* [YOUR TASK]: Search the material below for the word "axis". Copy every line that has it.

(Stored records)
start

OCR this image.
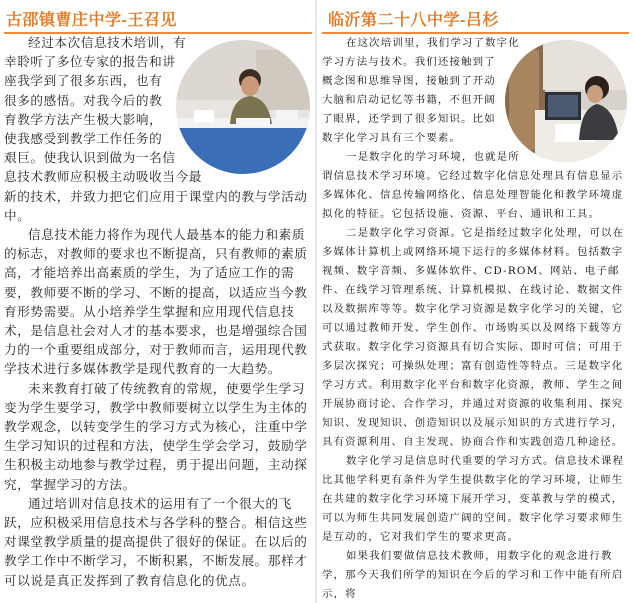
古邵镇曹庄中学-王召见

经过本次信息技术培训，有幸聆听了多位专家的报告和讲座我学到了很多东西，也有很多的感悟。对我今后的教育教学方法产生极大影响，使我感受到教学工作任务的艰巨。使我认识到做为一名信息技术教师应积极主动吸收当今最新的技术，并致力把它们应用于课堂内的教与学活动中。

信息技术能力将作为现代人最基本的能力和素质的标志，对教师的要求也不断提高，只有教师的素质高，才能培养出高素质的学生，为了适应工作的需要，教师要不断的学习、不断的提高，以适应当今教育形势需要。从小培养学生掌握和应用现代信息技术，是信息社会对人才的基本要求，也是增强综合国力的一个重要组成部分，对于教师而言，运用现代教学技术进行多媒体教学是现代教育的一大趋势。

未来教育打破了传统教育的常规，使要学生学习变为学生要学习，教学中教师要树立以学生为主体的教学观念，以转变学生的学习方式为核心，注重中学生学习知识的过程和方法，使学生学会学习，鼓励学生积极主动地参与教学过程，勇于提出问题，主动探究，掌握学习的方法。

通过培训对信息技术的运用有了一个很大的飞跃，应积极采用信息技术与各学科的整合。相信这些对课堂教学质量的提高提供了很好的保证。在以后的教学工作中不断学习，不断积累，不断发展。那样才可以说是真正发挥到了教育信息化的优点。

临沂第二十八中学-吕杉

在这次培训里，我们学习了数字化学习方法与技术。我们还接触到了概念图和思维导图，接触到了开动大脑和启动记忆等书籍，不但开阔了眼界，还学到了很多知识。比如数字化学习具有三个要素。

一是数字化的学习环境，也就是所谓信息技术学习环境。它经过数字化信息处理具有信息显示多媒体化、信息传输网络化、信息处理智能化和教学环境虚拟化的特征。它包括设施、资源、平台、通讯和工具。

二是数字化学习资源。它是指经过数字化处理，可以在多媒体计算机上或网络环境下运行的多媒体材料。包括数字视频、数字音频、多媒体软件、CD-ROM、网站、电子邮件、在线学习管理系统、计算机模拟、在线讨论、数据文件以及数据库等等。数字化学习资源是数字化学习的关键，它可以通过教师开发、学生创作、市场购买以及网络下载等方式获取。数字化学习资源具有切合实际、即时可信；可用于多层次探究；可操纵处理；富有创造性等特点。三是数字化学习方式。利用数字化平台和数字化资源，教师、学生之间开展协商讨论、合作学习，并通过对资源的收集利用、探究知识、发现知识、创造知识以及展示知识的方式进行学习，具有资源利用、自主发现、协商合作和实践创造几种途径。

数字化学习是信息时代重要的学习方式。信息技术课程比其他学科更有条件为学生提供数字化的学习环境，让师生在共建的数字化学习环境下展开学习，变革教与学的模式，可以为师生共同发展创造广阔的空间。数字化学习要求师生是互动的，它对我们学生的要求更高。

如果我们要做信息技术教师，用数字化的观念进行教学，那今天我们所学的知识在今后的学习和工作中能有所启示，将
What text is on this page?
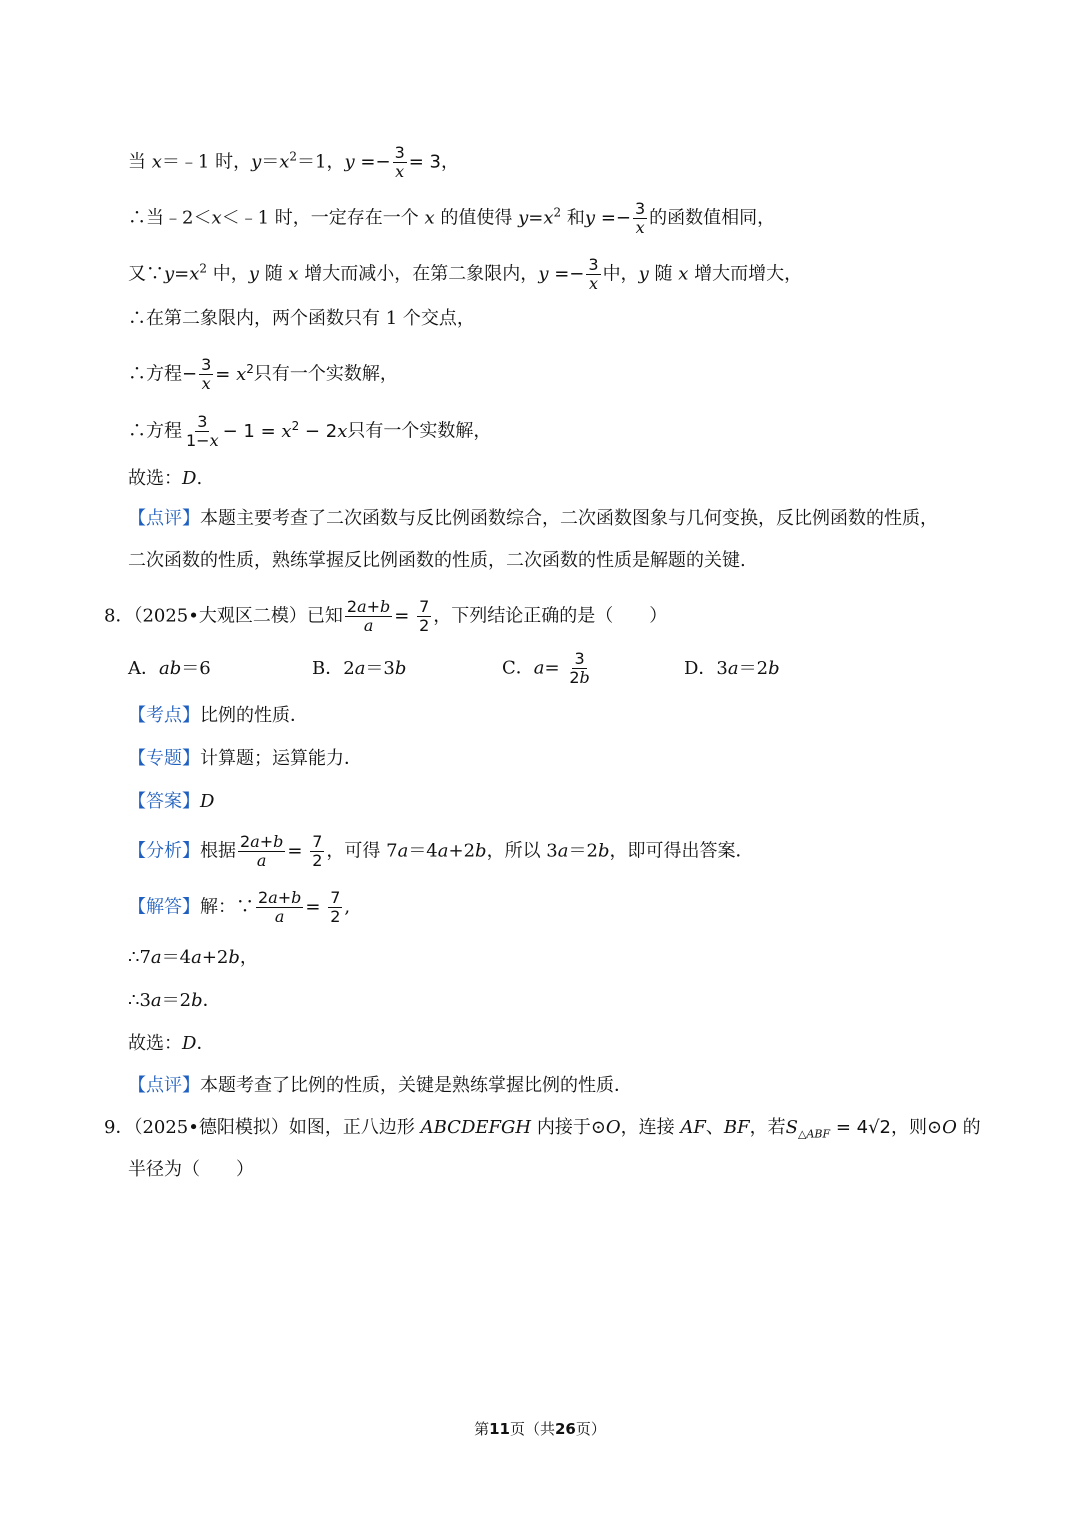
当 x＝﹣1 时，$y=x^2=1$，$y =- \frac{3}{x} = 3$，
∴当﹣2＜x＜﹣1 时，一定存在一个 x 的值使得 $y=x^2$ 和$y =- \frac{3}{x}$ 的函数值相同，
又$\because y=x^2$ 中，y 随 x 增大而减小，在第二象限内，$y =- \frac{3}{x}$ 中，y 随 x 增大而增大，
∴在第二象限内，两个函数只有 1 个交点，
∴方程− $\frac{3}{x} = x^2$只有一个实数解，
∴方程 $\frac{3}{1-x} - 1 = x^2 - 2x$只有一个实数解，
故选：D.
【点评】本题主要考查了二次函数与反比例函数综合，二次函数图象与几何变换，反比例函数的性质，
二次函数的性质，熟练掌握反比例函数的性质，二次函数的性质是解题的关键.
8．（2025•大观区二模）已知 $\frac{2a+b}{a} = \frac{7}{2}$ ，下列结论正确的是（　　）
A．ab＝6	B．2a＝3b	C．$a= \frac{3}{2b}$	D．3a＝2b
【考点】比例的性质．
【专题】计算题；运算能力．
【答案】D
【分析】根据 $\frac{2a+b}{a} = \frac{7}{2}$ ，可得 7a＝4a+2b，所以 3a＝2b，即可得出答案．
【解答】解：∵ $\frac{2a+b}{a} = \frac{7}{2}$ ,
∴7a＝4a+2b，
∴3a＝2b．
故选：D．
【点评】本题考查了比例的性质，关键是熟练掌握比例的性质．
9．（2025•德阳模拟）如图，正八边形 ABCDEFGH 内接于⊙O，连接 AF、BF，若$S_{\triangle ABF} = 4√2$，则⊙O 的
半径为（　　）
第11页（共26页）
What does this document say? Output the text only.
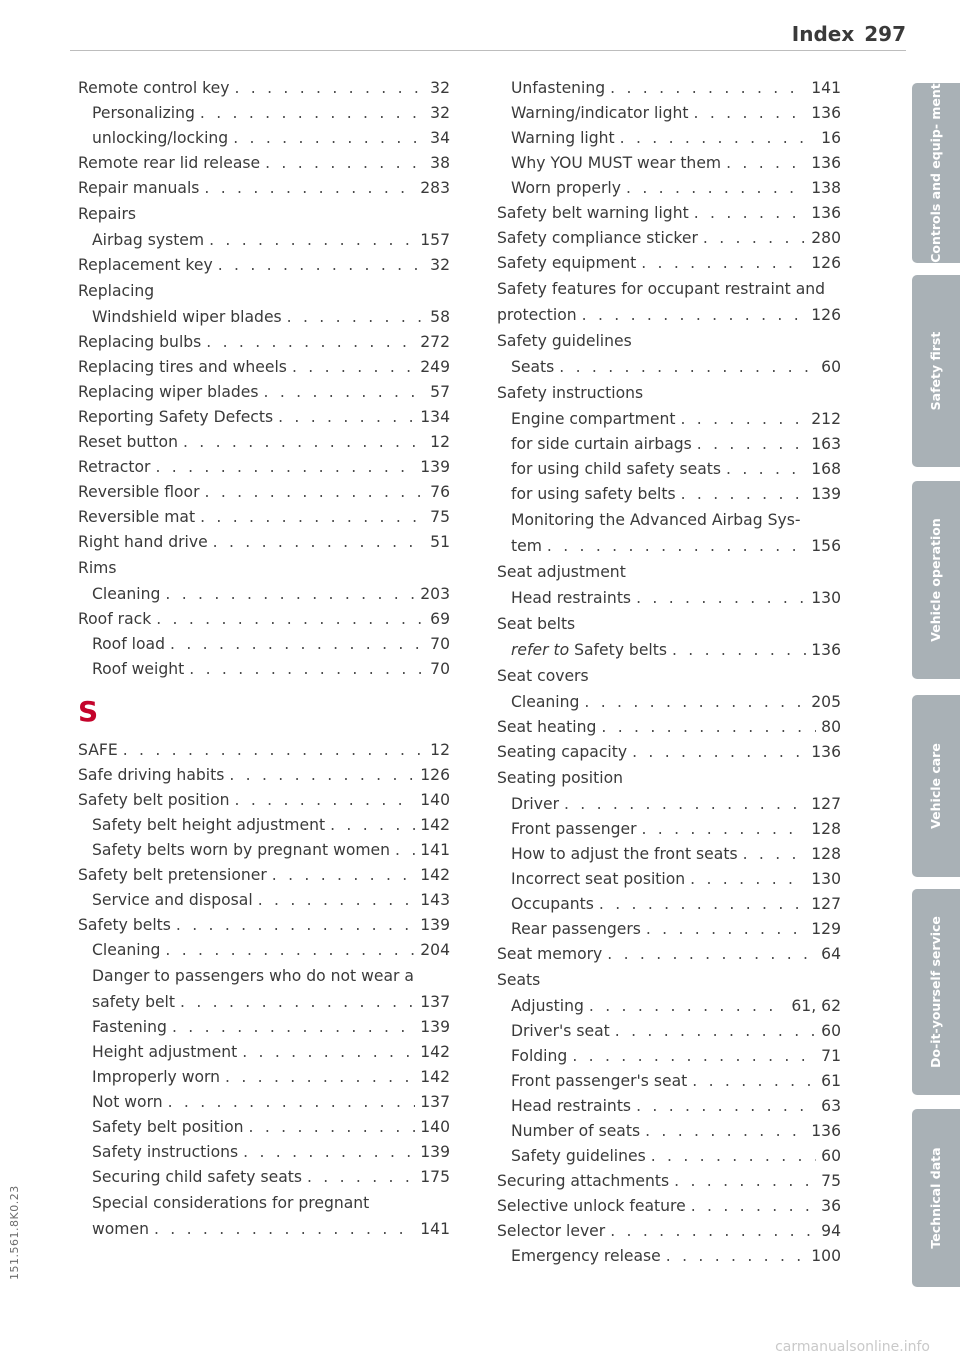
Index 297
Remote control key . . .	32
Personalizing . . .	32
unlocking/locking . . .	34
Remote rear lid release . . .	38
Repair manuals . . .	283
Repairs
Airbag system . . .	157
Replacement key . . .	32
Replacing
Windshield wiper blades . . .	58
Replacing bulbs . . .	272
Replacing tires and wheels . . .	249
Replacing wiper blades . . .	57
Reporting Safety Defects . . .	134
Reset button . . .	12
Retractor . . .	139
Reversible floor . . .	76
Reversible mat . . .	75
Right hand drive . . .	51
Rims
Cleaning . . .	203
Roof rack . . .	69
Roof load . . .	70
Roof weight . . .	70
S
SAFE . . .	12
Safe driving habits . . .	126
Safety belt position . . .	140
Safety belt height adjustment . . .	142
Safety belts worn by pregnant women . . . 141
Safety belt pretensioner . . .	142
Service and disposal . . .	143
Safety belts . . .	139
Cleaning . . .	204
Danger to passengers who do not wear a
safety belt . . .	137
Fastening . . .	139
Height adjustment . . .	142
Improperly worn . . .	142
Not worn . . .	137
Safety belt position . . .	140
Safety instructions . . .	139
Securing child safety seats . . .	175
Special considerations for pregnant
women . . .	141
Unfastening . . .	141
Warning/indicator light . . .	136
Warning light . . .	16
Why YOU MUST wear them . . .	136
Worn properly . . .	138
Safety belt warning light . . .	136
Safety compliance sticker . . .	280
Safety equipment . . .	126
Safety features for occupant restraint and
protection . . .	126
Safety guidelines
Seats . . .	60
Safety instructions
Engine compartment . . .	212
for side curtain airbags . . .	163
for using child safety seats . . .	168
for using safety belts . . .	139
Monitoring the Advanced Airbag Sys-
tem . . .	156
Seat adjustment
Head restraints . . .	130
Seat belts
refer to Safety belts . . .	136
Seat covers
Cleaning . . .	205
Seat heating . . .	80
Seating capacity . . .	136
Seating position
Driver . . .	127
Front passenger . . .	128
How to adjust the front seats . . .	128
Incorrect seat position . . .	130
Occupants . . .	127
Rear passengers . . .	129
Seat memory . . .	64
Seats
Adjusting . . .	61, 62
Driver's seat . . .	60
Folding . . .	71
Front passenger's seat . . .	61
Head restraints . . .	63
Number of seats . . .	136
Safety guidelines . . .	60
Securing attachments . . .	75
Selective unlock feature . . .	36
Selector lever . . .	94
Emergency release . . .	100
151.561.8K0.23
Controls and equip- ment
Safety first
Vehicle operation
Vehicle care
Do-it-yourself service
Technical data
carmanualsonline.info
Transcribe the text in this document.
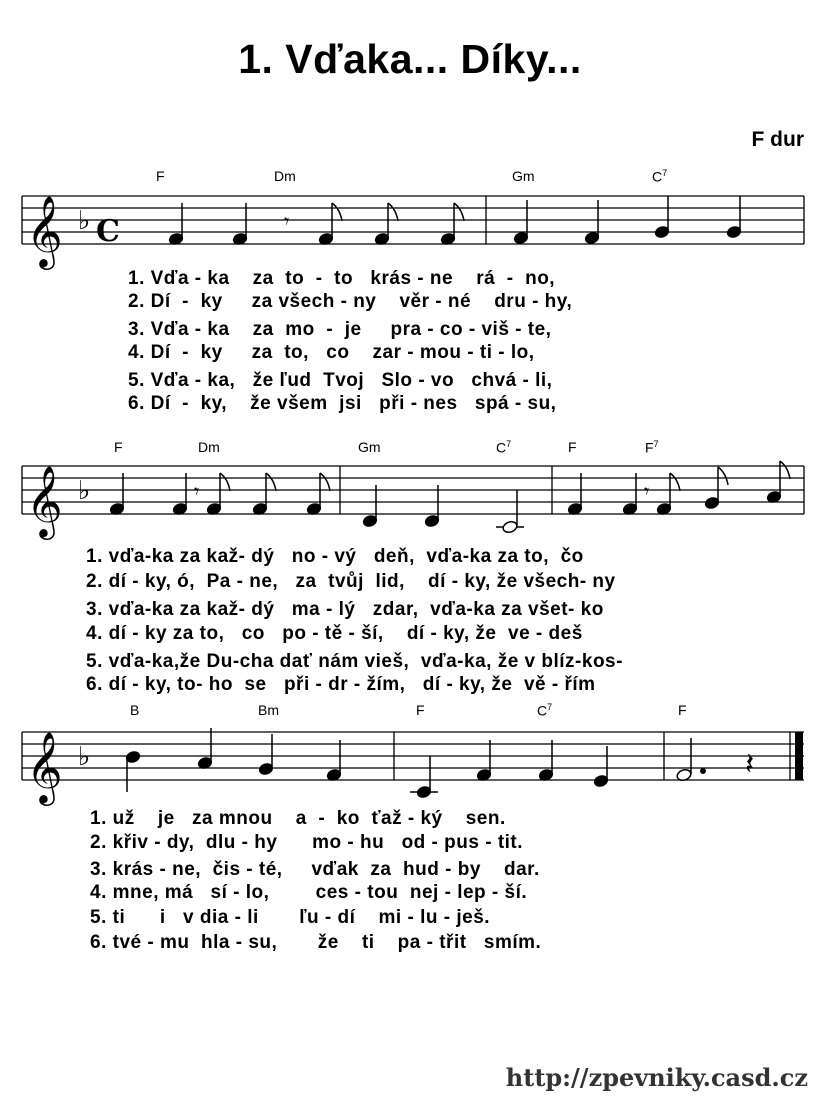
1. Vďaka... Díky...
F dur
𝄞 ♭ C	𝄾
𝄞 ♭	𝄾	𝄾
𝄞 ♭	𝄽
F	Dm	Gm	$C^7$
1. Vďa - ka    za  to  -  to   krás - ne    rá  -  no,
2. Dí  -  ky     za všech - ny    věr - né    dru - hy,
3. Vďa - ka    za  mo  -  je     pra - co - viš - te,
4. Dí  -  ky     za  to,   co    zar - mou - ti - lo,
5. Vďa - ka,   že ľud  Tvoj   Slo - vo   chvá - li,
6. Dí  -  ky,    že všem  jsi   při - nes   spá - su,
F	Dm	Gm	$C^7$	F	$F^7$
1. vďa-ka za kaž- dý   no - vý   deň,  vďa-ka za to,  čo
2. dí - ky, ó,  Pa - ne,   za  tvůj  lid,    dí - ky, že všech- ny
3. vďa-ka za kaž- dý   ma - lý   zdar,  vďa-ka za všet- ko
4. dí - ky za to,   co   po - tě - ší,    dí - ky, že  ve - deš
5. vďa-ka,že Du-cha dať nám vieš,  vďa-ka, že v blíz-kos-
6. dí - ky, to- ho  se   při - dr - žím,   dí - ky, že  vě - řím
B	Bm	F	$C^7$	F
1. už    je   za mnou    a  -  ko  ťaž - ký    sen.
2. křiv - dy,  dlu - hy      mo - hu   od - pus - tit.
3. krás - ne,  čis - té,     vďak  za  hud - by    dar.
4. mne, má   sí - lo,        ces - tou  nej - lep - ší.
5. ti      i   v dia - li       ľu - dí    mi - lu - ješ.
6. tvé - mu  hla - su,       že    ti    pa - třit   smím.
http://zpevniky.casd.cz
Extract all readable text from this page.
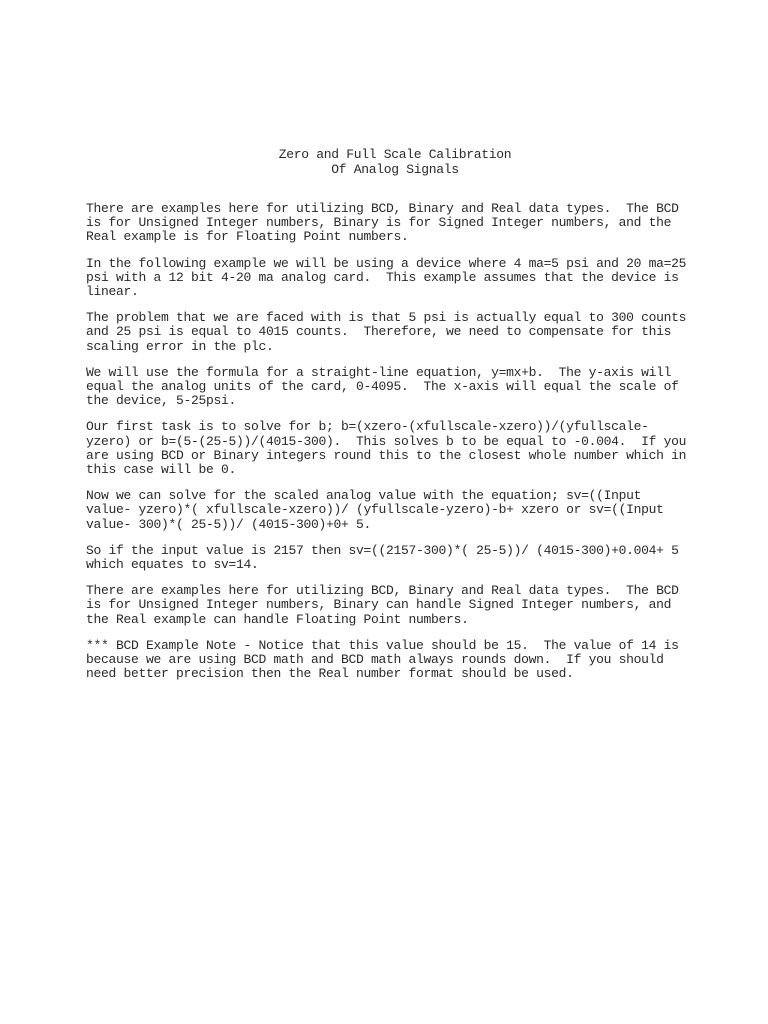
Zero and Full Scale Calibration
Of Analog Signals
There are examples here for utilizing BCD, Binary and Real data types.  The BCD
is for Unsigned Integer numbers, Binary is for Signed Integer numbers, and the
Real example is for Floating Point numbers.
In the following example we will be using a device where 4 ma=5 psi and 20 ma=25
psi with a 12 bit 4-20 ma analog card.  This example assumes that the device is
linear.
The problem that we are faced with is that 5 psi is actually equal to 300 counts
and 25 psi is equal to 4015 counts.  Therefore, we need to compensate for this
scaling error in the plc.
We will use the formula for a straight-line equation, y=mx+b.  The y-axis will
equal the analog units of the card, 0-4095.  The x-axis will equal the scale of
the device, 5-25psi.
Our first task is to solve for b; b=(xzero-(xfullscale-xzero))/(yfullscale-
yzero) or b=(5-(25-5))/(4015-300).  This solves b to be equal to -0.004.  If you
are using BCD or Binary integers round this to the closest whole number which in
this case will be 0.
Now we can solve for the scaled analog value with the equation; sv=((Input
value- yzero)*( xfullscale-xzero))/ (yfullscale-yzero)-b+ xzero or sv=((Input
value- 300)*( 25-5))/ (4015-300)+0+ 5.
So if the input value is 2157 then sv=((2157-300)*( 25-5))/ (4015-300)+0.004+ 5
which equates to sv=14.
There are examples here for utilizing BCD, Binary and Real data types.  The BCD
is for Unsigned Integer numbers, Binary can handle Signed Integer numbers, and
the Real example can handle Floating Point numbers.
*** BCD Example Note - Notice that this value should be 15.  The value of 14 is
because we are using BCD math and BCD math always rounds down.  If you should
need better precision then the Real number format should be used.
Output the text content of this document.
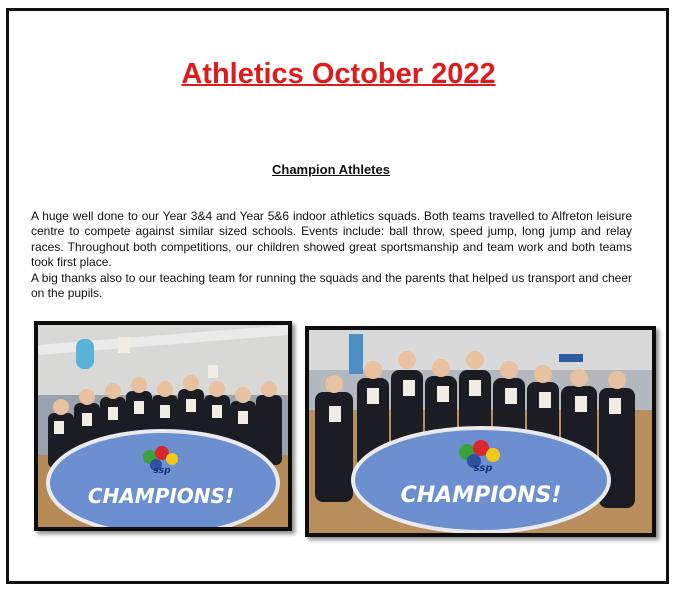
Athletics October 2022
Champion Athletes

A huge well done to our Year 3&4 and Year 5&6 indoor athletics squads. Both teams travelled to Alfreton leisure centre to compete against similar sized schools. Events include: ball throw, speed jump, long jump and relay races. Throughout both competitions, our children showed great sportsmanship and team work and both teams took first place.

A big thanks also to our teaching team for running the squads and the parents that helped us transport and cheer on the pupils.

ssp
CHAMPIONS!
ssp
CHAMPIONS!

end

* [THE ANSWER]:
We will use the formula for a straight-line equation, y=mx+b.  The y-axis will
equal the analog units of the card, 0-4095.  The x-axis will equal the scale of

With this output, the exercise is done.